- **Brief**: Pick out every line of the entries below where "Printed" occurs, and copy those lines.

- **Records from a data source**:
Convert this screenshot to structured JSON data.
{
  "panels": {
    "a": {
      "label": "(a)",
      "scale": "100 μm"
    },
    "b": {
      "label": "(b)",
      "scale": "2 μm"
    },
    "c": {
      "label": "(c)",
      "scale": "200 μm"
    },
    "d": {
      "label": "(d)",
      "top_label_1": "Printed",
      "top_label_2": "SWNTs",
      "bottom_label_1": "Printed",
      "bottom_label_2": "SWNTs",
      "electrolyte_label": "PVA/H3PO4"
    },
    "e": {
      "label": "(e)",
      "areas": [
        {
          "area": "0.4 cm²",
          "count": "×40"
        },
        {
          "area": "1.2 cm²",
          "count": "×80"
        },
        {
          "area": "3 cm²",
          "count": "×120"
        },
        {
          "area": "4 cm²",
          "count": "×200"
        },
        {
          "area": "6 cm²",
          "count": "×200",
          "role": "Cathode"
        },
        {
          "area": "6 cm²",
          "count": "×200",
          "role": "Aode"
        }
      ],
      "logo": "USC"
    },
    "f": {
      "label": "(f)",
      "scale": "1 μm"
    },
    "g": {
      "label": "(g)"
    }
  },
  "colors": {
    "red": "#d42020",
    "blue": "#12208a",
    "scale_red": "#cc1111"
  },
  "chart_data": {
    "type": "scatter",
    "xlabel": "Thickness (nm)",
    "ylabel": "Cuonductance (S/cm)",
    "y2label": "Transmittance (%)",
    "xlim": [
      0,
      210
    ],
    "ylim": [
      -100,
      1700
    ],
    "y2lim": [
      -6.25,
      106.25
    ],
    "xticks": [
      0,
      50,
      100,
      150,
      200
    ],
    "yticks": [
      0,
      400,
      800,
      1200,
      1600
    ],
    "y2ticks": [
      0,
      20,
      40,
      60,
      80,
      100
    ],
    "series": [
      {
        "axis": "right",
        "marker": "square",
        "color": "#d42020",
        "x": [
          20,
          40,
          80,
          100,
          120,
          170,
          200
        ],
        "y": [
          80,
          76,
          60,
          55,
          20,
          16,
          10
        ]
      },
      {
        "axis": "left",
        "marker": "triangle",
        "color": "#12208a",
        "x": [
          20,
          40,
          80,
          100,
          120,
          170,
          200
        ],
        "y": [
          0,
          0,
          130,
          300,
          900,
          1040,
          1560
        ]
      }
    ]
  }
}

- **The output**:
      "top_label_1": "Printed",
      "bottom_label_1": "Printed",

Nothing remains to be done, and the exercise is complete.